**Required task**
From the entries provided below, copy each line that contains the word "önleyici".

**Data excerpts**

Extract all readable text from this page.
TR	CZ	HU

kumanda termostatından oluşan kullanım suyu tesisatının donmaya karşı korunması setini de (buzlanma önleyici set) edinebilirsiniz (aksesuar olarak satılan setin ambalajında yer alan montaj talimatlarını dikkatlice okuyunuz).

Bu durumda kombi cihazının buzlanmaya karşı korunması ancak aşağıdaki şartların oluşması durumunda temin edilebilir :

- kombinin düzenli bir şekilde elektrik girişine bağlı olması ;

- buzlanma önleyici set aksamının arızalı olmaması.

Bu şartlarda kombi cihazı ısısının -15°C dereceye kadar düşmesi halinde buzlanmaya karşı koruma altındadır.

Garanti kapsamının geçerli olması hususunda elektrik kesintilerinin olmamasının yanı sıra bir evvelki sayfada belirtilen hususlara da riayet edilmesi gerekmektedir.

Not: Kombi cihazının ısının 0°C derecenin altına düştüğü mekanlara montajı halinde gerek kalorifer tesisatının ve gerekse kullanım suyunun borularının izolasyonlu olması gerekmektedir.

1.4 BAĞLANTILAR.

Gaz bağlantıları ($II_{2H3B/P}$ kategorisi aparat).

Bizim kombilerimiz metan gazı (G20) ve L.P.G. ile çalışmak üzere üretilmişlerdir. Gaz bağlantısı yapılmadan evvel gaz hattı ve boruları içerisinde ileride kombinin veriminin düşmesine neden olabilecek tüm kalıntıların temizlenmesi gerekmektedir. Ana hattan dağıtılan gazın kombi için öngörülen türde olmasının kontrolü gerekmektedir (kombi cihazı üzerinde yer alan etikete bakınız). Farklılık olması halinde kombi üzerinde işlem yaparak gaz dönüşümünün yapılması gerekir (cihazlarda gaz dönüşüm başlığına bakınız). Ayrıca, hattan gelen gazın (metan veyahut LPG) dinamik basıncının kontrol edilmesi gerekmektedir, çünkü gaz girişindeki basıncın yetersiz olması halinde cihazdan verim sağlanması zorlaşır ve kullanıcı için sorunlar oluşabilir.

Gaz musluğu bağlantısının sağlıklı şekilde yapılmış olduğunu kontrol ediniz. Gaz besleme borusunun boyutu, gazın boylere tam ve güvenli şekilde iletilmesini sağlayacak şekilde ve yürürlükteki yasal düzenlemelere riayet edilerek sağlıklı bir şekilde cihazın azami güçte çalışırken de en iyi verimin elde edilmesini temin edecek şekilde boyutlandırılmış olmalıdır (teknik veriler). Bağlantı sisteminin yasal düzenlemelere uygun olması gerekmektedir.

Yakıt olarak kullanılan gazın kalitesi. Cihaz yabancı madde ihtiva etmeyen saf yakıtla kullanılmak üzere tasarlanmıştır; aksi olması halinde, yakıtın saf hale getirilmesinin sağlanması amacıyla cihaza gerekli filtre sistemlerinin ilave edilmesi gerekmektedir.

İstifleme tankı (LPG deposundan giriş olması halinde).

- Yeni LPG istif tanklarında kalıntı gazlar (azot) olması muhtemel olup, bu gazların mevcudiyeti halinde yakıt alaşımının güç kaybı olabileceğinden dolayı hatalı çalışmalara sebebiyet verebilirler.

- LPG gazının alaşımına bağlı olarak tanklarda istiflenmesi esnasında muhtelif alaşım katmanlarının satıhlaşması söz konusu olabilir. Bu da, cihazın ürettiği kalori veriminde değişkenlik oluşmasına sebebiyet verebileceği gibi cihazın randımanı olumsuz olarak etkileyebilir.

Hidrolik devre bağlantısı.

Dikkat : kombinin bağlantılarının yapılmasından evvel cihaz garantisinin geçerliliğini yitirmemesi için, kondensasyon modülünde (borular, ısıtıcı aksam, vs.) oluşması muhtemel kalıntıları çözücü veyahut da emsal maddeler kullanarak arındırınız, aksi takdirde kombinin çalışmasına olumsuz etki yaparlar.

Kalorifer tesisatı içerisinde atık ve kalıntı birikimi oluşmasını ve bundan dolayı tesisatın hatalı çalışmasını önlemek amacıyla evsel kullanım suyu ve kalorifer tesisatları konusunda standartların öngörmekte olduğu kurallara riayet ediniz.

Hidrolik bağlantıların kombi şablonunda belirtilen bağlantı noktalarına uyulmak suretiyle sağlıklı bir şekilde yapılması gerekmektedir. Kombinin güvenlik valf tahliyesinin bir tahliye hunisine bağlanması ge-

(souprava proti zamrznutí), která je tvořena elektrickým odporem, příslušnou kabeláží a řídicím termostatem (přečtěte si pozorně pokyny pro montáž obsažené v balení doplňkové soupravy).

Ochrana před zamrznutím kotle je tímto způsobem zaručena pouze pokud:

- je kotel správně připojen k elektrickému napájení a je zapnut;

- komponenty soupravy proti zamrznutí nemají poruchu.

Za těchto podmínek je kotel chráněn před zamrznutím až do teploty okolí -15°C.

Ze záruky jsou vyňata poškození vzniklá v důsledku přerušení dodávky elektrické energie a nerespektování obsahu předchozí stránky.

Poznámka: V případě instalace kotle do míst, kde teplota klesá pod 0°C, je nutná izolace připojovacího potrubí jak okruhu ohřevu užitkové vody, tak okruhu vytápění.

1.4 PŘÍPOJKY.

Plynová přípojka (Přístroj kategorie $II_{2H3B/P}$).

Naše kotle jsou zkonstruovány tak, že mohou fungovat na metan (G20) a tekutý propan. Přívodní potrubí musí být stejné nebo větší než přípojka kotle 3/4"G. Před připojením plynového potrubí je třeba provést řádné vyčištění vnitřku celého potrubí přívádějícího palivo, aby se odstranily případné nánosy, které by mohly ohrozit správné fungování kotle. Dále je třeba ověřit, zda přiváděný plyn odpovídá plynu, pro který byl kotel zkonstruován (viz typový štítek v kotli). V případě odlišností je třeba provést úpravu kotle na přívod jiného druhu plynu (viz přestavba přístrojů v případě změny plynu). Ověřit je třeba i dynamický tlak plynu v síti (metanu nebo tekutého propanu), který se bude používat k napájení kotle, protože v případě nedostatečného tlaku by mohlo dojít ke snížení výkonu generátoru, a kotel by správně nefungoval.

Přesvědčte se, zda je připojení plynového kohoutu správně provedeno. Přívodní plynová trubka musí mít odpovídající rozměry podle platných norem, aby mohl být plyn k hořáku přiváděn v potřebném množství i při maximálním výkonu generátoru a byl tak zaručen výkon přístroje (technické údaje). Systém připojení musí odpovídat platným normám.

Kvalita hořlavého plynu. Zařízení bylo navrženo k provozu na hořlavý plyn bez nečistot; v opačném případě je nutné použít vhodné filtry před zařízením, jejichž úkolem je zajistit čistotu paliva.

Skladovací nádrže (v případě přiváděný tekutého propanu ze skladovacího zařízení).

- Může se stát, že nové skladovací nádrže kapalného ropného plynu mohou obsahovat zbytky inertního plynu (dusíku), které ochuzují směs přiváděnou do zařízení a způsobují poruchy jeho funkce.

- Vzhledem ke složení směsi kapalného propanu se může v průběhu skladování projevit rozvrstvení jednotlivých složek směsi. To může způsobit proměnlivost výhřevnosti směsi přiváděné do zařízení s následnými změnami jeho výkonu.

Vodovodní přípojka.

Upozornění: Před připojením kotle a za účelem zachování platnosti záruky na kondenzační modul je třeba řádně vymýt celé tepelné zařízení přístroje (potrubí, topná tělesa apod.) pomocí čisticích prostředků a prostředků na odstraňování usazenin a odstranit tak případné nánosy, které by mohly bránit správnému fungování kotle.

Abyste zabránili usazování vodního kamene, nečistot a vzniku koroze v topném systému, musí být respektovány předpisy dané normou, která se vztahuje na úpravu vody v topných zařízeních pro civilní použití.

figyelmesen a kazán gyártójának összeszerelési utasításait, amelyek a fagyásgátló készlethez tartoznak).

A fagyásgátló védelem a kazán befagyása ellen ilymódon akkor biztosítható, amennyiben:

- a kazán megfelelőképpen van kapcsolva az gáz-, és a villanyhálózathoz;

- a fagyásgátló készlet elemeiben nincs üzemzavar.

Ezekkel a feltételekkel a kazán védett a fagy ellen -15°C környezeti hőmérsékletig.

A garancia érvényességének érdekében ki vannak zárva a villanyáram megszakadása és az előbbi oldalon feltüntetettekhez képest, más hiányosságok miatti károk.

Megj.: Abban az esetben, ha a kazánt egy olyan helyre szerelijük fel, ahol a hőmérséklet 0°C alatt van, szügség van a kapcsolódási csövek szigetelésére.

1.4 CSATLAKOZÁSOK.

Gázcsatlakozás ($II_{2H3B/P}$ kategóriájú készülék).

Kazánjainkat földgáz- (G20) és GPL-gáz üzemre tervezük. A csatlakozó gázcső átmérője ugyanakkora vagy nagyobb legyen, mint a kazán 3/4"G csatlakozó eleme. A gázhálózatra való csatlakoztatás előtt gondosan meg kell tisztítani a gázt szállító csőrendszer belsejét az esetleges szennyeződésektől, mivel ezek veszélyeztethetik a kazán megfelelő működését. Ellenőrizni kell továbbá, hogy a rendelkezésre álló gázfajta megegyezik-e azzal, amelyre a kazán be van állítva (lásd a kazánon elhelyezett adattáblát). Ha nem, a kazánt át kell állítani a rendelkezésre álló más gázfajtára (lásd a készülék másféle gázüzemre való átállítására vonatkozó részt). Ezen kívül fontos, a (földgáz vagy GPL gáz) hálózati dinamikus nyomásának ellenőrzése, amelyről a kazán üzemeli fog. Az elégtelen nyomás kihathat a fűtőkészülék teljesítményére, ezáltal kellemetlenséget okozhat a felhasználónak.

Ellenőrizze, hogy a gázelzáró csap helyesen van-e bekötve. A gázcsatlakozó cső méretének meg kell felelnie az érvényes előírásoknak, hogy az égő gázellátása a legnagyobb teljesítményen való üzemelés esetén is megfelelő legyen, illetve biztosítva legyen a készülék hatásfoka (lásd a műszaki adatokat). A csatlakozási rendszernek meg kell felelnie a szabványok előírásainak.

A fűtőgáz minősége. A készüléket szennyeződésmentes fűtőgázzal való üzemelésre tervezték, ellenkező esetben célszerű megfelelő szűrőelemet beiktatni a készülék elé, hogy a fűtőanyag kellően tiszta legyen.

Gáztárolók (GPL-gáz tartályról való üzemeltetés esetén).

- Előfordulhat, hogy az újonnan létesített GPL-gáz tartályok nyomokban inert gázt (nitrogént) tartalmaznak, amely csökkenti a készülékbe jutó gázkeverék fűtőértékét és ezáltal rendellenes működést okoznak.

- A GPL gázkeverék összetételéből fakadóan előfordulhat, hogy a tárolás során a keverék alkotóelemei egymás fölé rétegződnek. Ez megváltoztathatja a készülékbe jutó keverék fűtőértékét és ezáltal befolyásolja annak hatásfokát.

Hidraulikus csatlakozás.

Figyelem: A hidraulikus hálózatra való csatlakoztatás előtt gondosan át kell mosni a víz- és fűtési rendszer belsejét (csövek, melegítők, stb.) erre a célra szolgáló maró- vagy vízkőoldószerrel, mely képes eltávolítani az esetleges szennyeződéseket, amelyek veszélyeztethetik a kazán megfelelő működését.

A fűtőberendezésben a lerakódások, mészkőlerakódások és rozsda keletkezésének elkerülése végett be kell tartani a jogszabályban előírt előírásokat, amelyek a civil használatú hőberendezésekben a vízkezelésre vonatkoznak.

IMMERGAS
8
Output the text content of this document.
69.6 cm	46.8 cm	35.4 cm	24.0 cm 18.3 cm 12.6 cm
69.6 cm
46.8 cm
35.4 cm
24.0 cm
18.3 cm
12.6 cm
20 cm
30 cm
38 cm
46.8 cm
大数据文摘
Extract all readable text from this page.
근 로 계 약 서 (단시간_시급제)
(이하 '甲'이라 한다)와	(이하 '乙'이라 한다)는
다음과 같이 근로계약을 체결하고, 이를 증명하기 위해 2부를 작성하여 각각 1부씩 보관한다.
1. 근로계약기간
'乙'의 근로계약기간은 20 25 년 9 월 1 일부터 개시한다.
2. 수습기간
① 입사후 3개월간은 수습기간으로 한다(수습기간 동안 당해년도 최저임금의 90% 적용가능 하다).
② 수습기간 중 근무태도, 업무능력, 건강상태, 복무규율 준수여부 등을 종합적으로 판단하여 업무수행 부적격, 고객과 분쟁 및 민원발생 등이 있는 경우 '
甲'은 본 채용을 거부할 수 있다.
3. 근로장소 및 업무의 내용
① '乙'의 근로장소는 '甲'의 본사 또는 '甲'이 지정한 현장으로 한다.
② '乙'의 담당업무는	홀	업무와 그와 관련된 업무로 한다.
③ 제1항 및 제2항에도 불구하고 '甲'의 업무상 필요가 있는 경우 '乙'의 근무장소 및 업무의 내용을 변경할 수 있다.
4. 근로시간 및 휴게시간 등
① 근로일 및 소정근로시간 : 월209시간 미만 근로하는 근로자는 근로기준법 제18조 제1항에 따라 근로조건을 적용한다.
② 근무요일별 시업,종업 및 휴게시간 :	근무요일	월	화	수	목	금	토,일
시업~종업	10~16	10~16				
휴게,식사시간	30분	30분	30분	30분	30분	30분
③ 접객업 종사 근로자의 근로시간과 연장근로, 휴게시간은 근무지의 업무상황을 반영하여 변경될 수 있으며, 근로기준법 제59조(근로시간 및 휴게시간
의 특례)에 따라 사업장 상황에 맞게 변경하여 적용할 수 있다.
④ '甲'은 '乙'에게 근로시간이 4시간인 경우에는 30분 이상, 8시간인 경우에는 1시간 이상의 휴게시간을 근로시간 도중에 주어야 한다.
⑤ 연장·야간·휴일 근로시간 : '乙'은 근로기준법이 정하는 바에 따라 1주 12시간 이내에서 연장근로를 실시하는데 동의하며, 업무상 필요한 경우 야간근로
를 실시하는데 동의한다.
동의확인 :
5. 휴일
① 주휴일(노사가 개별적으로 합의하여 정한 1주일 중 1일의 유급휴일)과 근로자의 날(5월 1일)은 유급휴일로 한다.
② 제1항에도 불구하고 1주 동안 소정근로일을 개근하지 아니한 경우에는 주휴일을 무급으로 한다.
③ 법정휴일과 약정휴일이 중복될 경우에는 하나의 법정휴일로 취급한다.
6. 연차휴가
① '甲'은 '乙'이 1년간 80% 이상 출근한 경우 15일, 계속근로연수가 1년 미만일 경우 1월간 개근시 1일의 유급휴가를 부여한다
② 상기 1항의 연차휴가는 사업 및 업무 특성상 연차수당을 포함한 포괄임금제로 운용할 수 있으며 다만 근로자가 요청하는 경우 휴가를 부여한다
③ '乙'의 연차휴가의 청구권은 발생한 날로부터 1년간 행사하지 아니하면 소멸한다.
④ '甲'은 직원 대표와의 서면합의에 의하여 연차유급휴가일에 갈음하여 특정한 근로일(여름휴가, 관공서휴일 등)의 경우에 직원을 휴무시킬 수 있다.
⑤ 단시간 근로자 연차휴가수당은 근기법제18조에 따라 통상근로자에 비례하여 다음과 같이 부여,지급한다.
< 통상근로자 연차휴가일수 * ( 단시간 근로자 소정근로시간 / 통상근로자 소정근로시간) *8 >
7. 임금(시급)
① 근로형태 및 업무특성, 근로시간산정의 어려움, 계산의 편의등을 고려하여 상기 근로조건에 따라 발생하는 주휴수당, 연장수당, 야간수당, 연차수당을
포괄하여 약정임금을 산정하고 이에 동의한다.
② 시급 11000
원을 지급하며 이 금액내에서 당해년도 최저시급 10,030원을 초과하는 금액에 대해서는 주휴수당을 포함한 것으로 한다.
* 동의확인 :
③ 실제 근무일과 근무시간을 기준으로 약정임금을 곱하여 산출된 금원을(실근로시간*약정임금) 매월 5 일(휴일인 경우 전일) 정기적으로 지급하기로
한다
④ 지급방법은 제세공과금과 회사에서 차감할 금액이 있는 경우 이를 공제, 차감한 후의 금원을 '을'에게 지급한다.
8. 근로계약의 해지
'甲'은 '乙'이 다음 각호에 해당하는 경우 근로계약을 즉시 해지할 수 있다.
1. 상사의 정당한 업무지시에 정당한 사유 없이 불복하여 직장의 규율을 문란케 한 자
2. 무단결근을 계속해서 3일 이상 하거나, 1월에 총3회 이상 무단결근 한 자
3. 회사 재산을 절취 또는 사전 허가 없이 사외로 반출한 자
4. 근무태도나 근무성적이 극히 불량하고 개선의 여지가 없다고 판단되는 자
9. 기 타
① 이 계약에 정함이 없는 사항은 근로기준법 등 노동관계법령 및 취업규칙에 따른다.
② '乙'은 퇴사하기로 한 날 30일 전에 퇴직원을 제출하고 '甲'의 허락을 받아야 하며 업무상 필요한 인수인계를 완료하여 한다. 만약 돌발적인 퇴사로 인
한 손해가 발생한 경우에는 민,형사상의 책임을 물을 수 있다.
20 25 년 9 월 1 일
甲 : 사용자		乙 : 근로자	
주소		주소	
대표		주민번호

**Answer to this exercise**
kumanda termostatından oluşan kullanım suyu tesisatının donmaya karşı korunması setini de (buzlanma önleyici set) edinebilirsiniz (aksesuar olarak satılan setin ambalajında yer alan montaj talimatlarını dikkatlice okuyunuz).
- buzlanma önleyici set aksamının arızalı olmaması.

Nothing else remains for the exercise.